WORK TO BE COMPLETED:
All lines in the data bearing the string "pour" should be identified and copied.

MATERIAL FOR THIS TASK:
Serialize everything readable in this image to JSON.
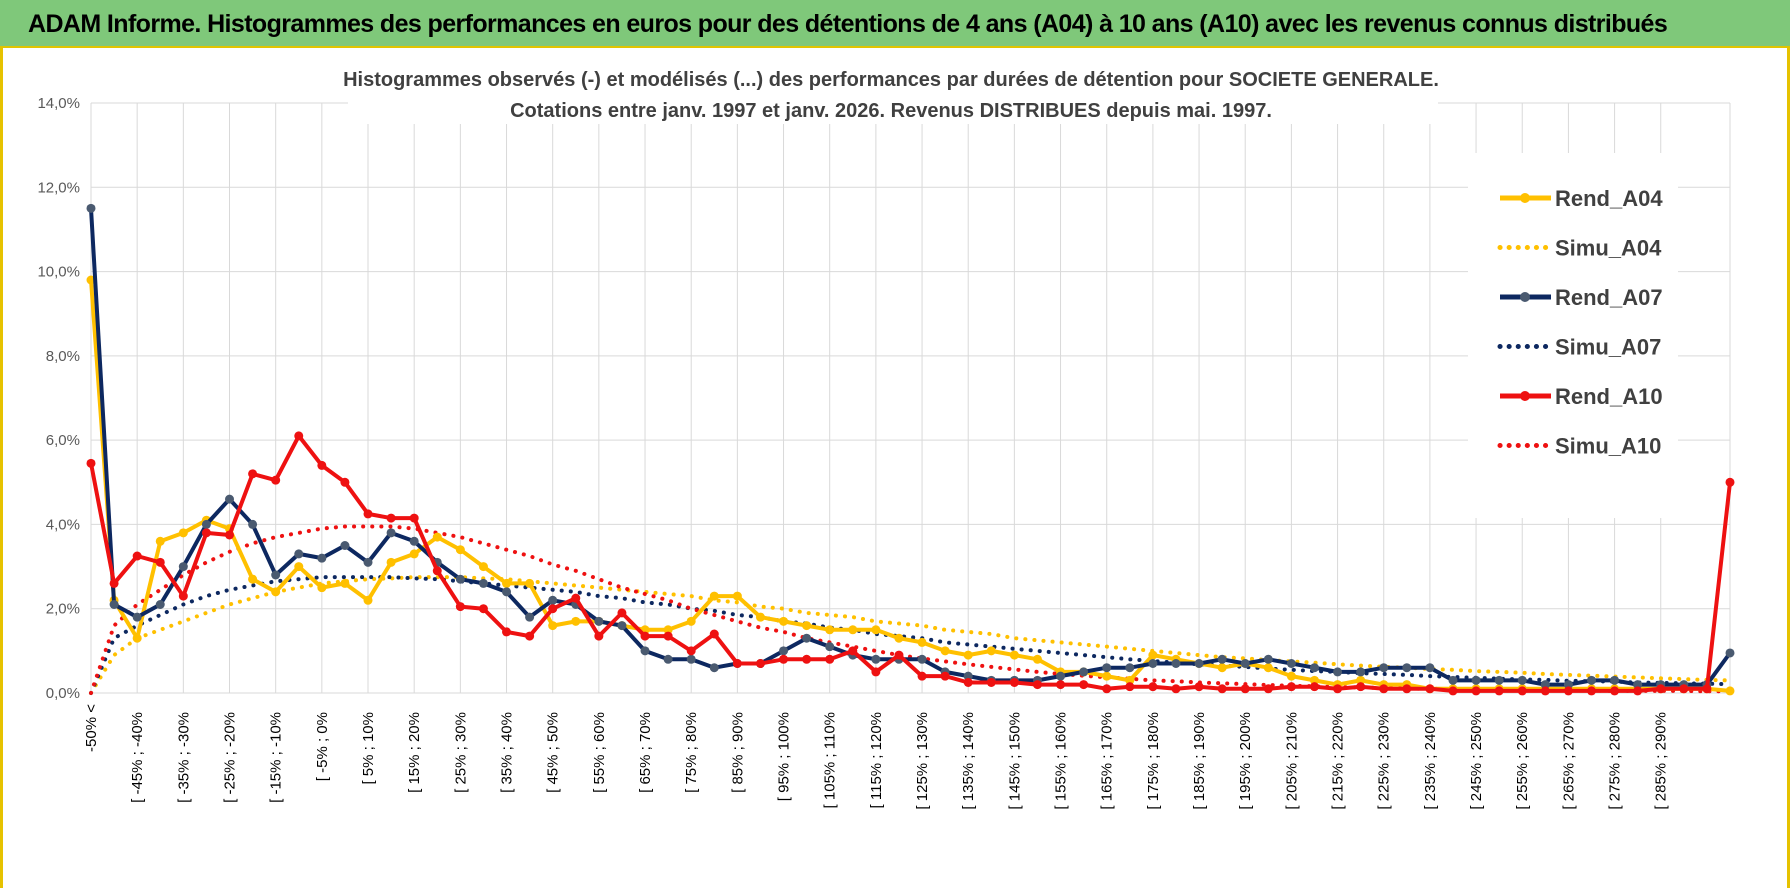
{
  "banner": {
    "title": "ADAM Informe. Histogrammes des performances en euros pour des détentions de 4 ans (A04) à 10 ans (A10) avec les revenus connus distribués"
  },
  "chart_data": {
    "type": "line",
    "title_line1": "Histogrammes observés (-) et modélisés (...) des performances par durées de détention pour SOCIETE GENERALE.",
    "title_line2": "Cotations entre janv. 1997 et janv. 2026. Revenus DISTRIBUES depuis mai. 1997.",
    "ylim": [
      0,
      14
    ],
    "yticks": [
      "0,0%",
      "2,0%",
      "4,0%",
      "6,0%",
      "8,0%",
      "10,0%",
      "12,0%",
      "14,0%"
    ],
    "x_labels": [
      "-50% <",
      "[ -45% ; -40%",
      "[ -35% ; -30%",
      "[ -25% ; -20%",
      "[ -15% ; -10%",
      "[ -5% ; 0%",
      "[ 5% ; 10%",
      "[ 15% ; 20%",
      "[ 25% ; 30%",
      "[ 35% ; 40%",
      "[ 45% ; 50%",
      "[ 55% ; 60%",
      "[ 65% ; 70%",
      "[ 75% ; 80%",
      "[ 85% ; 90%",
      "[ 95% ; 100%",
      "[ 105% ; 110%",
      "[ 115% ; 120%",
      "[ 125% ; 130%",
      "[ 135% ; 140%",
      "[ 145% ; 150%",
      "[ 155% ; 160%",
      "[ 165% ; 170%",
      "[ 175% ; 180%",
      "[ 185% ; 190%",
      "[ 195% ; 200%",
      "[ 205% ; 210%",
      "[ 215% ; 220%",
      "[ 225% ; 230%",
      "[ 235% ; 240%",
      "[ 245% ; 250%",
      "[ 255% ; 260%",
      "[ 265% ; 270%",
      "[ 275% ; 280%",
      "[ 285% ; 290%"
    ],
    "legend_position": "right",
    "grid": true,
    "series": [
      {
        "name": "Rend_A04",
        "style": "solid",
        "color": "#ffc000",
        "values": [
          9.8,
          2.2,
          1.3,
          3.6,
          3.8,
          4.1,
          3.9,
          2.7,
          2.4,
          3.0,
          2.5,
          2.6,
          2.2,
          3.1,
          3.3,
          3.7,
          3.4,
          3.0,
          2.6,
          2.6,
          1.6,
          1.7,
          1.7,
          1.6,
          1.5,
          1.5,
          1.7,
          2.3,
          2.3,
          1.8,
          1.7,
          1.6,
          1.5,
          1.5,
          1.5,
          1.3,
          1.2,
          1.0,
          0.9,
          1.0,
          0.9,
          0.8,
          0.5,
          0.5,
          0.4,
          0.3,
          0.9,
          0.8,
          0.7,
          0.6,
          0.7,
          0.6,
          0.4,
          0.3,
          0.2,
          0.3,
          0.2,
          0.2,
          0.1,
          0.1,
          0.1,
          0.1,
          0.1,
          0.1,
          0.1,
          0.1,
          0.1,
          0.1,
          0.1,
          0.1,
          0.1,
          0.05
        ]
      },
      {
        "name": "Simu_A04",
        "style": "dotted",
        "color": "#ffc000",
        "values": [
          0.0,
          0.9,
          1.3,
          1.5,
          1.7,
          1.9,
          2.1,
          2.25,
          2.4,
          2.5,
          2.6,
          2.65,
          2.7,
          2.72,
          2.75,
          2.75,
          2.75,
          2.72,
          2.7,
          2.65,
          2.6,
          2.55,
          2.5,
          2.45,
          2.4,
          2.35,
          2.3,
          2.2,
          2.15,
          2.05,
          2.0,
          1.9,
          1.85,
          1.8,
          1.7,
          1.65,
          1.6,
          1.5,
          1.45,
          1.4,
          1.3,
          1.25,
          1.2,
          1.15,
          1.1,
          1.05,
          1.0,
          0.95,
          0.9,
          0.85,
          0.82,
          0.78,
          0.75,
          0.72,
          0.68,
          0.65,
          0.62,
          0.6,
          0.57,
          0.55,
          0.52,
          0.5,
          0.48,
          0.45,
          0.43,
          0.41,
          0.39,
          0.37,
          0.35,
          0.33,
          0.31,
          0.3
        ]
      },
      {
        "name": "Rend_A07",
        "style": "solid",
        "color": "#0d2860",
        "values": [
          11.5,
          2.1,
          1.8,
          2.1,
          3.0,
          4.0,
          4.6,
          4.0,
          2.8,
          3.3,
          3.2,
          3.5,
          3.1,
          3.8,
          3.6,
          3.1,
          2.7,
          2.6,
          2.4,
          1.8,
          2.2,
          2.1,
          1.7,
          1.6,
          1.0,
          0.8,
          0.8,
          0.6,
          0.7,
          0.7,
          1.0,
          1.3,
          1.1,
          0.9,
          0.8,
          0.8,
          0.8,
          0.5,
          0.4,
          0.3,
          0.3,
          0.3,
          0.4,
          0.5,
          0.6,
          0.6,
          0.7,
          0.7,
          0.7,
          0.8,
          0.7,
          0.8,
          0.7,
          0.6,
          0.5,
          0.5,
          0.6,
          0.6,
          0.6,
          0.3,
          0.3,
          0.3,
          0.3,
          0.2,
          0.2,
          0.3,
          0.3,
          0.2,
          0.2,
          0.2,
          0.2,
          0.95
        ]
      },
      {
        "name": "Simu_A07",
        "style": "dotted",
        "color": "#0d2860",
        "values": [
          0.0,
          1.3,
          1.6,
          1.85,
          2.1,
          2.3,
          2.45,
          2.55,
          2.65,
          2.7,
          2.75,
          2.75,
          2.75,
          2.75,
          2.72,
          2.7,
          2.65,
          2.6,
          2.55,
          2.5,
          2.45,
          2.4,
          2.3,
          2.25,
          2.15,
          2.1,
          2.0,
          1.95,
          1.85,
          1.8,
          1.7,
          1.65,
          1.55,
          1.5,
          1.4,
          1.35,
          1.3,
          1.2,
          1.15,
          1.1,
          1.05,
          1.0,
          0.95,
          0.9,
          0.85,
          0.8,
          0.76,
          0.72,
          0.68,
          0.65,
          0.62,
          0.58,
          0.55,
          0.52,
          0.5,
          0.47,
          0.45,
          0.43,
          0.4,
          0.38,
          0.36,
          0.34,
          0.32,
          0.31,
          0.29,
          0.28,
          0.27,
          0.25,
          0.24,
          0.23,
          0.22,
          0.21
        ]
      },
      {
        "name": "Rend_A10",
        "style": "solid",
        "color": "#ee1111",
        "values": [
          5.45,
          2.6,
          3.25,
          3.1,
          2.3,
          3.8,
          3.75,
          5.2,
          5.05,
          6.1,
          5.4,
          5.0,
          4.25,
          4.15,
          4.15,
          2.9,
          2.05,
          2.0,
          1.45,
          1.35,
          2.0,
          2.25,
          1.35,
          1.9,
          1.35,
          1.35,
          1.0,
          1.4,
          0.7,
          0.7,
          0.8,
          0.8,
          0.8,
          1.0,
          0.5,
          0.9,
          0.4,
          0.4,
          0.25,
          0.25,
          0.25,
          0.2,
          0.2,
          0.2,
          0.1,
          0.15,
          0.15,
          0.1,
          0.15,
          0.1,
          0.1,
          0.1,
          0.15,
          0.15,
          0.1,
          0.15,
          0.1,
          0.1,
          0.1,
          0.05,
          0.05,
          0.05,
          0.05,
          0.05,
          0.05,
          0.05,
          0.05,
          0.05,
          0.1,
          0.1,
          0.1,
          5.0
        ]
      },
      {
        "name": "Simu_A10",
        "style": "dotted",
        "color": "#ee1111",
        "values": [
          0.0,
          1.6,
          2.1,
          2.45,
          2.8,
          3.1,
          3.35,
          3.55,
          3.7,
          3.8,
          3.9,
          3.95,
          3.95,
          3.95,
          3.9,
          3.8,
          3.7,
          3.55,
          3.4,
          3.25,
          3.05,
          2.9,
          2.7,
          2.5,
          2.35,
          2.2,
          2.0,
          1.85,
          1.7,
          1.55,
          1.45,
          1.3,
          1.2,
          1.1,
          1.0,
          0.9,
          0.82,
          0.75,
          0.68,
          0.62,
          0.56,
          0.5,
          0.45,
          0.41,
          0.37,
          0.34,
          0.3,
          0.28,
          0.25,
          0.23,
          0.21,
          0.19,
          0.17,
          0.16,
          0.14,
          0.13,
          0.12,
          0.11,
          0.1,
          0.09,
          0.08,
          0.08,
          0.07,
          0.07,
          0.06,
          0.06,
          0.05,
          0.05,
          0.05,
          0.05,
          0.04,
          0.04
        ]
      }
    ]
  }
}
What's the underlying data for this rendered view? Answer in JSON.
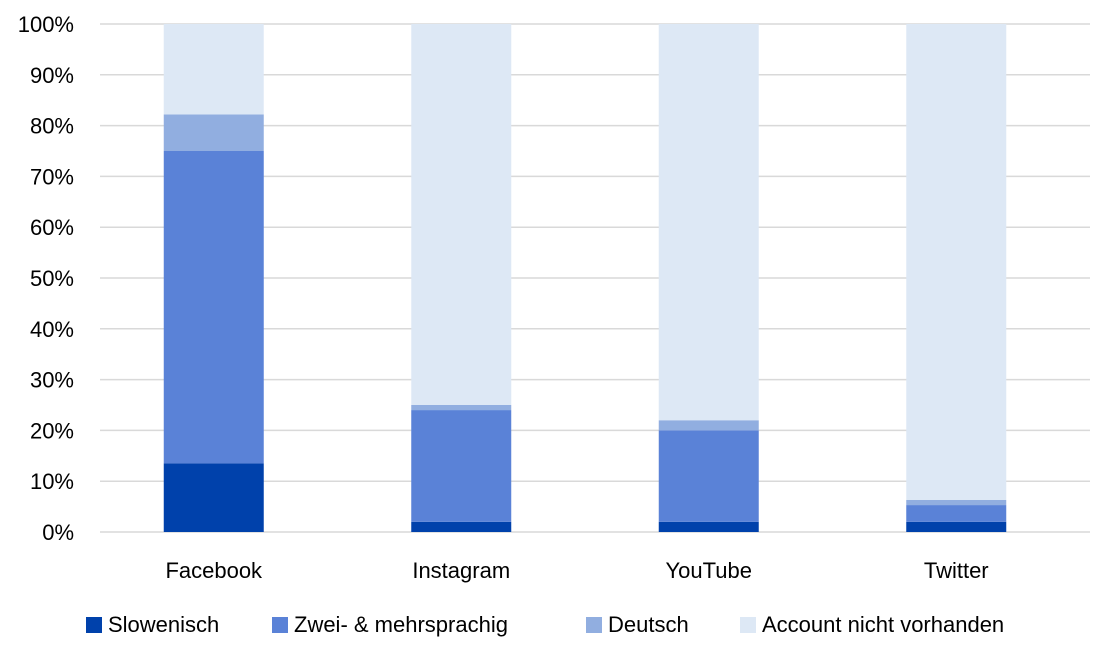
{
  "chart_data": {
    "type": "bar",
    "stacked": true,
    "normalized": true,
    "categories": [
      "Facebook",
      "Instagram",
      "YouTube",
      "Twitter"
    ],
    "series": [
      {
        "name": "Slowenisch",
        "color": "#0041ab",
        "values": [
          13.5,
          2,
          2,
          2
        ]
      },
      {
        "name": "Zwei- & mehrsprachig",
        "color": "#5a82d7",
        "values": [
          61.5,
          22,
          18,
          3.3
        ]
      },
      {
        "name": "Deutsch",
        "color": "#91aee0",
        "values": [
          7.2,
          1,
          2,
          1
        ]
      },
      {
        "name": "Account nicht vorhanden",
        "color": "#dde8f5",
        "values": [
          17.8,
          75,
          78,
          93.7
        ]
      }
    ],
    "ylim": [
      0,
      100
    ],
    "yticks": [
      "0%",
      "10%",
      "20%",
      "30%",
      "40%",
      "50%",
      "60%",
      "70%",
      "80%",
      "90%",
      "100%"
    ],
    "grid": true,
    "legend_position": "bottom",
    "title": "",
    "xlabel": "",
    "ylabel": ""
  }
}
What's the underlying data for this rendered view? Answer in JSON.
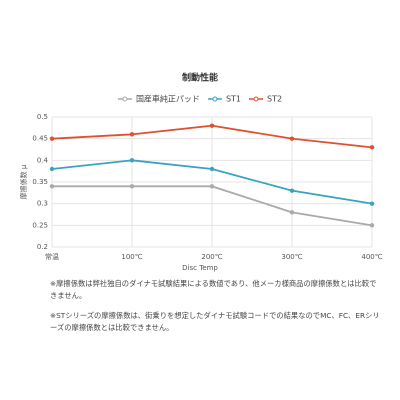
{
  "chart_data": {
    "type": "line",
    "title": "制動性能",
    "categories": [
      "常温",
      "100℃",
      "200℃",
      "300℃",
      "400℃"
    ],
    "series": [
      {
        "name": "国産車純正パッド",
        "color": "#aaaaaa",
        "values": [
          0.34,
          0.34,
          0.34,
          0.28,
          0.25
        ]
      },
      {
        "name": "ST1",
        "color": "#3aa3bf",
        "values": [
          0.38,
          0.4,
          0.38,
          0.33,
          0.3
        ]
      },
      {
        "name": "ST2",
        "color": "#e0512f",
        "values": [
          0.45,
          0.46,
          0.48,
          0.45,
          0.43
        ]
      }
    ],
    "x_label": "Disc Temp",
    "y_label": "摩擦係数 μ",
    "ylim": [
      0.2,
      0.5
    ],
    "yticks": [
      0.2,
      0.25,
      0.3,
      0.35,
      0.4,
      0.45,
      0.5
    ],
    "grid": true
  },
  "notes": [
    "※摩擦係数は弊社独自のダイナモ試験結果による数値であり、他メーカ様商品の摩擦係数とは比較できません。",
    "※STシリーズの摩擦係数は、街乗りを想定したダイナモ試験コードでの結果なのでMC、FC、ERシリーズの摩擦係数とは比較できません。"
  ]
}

THE SOLUTION:
    "title": "ADAM Informe. Histogrammes des performances en euros pour des détentions de 4 ans (A04) à 10 ans (A10) avec les revenus connus distribués"
    "title_line1": "Histogrammes observés (-) et modélisés (...) des performances par durées de détention pour SOCIETE GENERALE.",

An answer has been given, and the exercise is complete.